**EXERCISE DESCRIPTION**
Read the listing and extract each line that includes the word "name".

▼

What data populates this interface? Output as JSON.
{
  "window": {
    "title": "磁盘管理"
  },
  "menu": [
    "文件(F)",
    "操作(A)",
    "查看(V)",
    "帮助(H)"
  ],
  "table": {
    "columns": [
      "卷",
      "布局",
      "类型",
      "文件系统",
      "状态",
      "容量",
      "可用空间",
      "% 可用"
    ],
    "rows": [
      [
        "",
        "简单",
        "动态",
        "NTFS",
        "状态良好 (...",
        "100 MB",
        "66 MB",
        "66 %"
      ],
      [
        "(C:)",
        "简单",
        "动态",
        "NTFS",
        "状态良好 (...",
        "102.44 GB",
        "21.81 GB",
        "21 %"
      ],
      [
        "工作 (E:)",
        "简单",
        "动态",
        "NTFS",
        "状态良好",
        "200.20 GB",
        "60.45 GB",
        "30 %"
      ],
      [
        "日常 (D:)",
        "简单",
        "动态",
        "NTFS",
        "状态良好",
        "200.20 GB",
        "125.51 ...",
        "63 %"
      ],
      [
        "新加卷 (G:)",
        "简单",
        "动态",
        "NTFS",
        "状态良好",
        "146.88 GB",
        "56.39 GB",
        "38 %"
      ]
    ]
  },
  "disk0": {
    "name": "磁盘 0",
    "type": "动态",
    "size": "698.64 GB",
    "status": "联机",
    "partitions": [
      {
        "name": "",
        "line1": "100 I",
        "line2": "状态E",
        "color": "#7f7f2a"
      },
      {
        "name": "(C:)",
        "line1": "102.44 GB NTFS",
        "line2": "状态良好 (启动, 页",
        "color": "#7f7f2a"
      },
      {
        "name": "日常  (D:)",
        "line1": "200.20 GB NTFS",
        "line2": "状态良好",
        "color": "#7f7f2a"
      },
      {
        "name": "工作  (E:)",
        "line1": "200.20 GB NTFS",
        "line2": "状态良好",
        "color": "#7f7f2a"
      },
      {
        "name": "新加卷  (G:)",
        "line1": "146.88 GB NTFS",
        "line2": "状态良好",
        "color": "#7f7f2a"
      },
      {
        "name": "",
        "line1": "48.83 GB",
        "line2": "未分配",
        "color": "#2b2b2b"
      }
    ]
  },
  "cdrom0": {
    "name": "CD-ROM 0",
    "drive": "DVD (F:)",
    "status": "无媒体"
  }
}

▲

**RESPONSE TO THIS EXERCISE**
    "name": "磁盘 0",
        "name": "",
        "name": "(C:)",
        "name": "日常  (D:)",
        "name": "工作  (E:)",
        "name": "新加卷  (G:)",
        "name": "",
    "name": "CD-ROM 0",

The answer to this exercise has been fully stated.